Data provided:
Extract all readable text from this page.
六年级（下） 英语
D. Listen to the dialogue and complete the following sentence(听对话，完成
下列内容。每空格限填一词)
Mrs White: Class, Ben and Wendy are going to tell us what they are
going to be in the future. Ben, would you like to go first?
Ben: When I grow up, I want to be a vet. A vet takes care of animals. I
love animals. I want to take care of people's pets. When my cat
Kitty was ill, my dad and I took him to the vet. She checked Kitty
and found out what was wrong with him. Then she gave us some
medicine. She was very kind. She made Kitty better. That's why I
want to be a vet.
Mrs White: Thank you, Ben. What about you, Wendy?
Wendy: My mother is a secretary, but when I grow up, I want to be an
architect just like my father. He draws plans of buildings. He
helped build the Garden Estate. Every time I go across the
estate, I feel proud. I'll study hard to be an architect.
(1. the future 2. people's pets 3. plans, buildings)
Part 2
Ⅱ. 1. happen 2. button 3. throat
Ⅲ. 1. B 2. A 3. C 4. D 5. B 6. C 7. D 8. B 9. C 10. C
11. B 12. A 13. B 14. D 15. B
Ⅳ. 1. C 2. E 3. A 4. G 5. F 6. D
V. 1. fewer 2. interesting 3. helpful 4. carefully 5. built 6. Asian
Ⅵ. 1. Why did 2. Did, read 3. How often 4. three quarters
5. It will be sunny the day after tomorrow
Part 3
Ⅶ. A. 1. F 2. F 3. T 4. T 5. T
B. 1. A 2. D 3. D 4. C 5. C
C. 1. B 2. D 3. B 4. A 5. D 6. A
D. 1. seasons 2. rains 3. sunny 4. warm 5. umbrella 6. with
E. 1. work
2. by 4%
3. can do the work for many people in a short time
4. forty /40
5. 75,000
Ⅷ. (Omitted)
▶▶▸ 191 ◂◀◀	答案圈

...

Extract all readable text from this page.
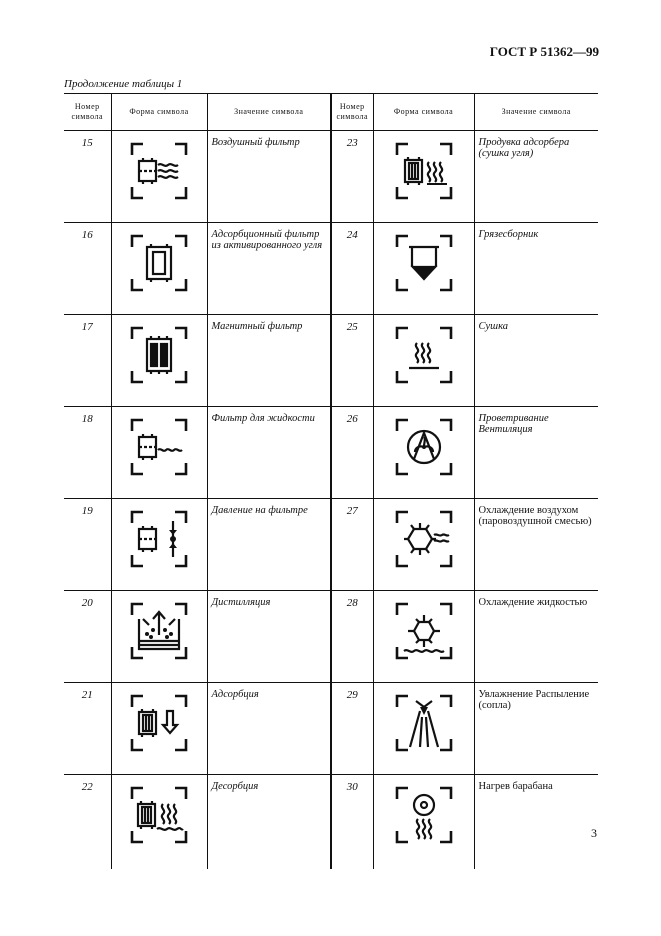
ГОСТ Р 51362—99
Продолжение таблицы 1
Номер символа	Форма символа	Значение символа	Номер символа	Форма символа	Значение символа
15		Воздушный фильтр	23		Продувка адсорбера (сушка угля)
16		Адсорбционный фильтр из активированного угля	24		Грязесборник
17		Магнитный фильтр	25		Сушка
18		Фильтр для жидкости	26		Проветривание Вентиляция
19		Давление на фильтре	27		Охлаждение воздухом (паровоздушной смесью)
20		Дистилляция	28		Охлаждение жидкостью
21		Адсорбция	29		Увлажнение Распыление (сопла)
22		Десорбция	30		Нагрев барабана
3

Stated task: Check every line of the listing for the string "architect" and report how many lines have it, as a number alone.

Full answer: 2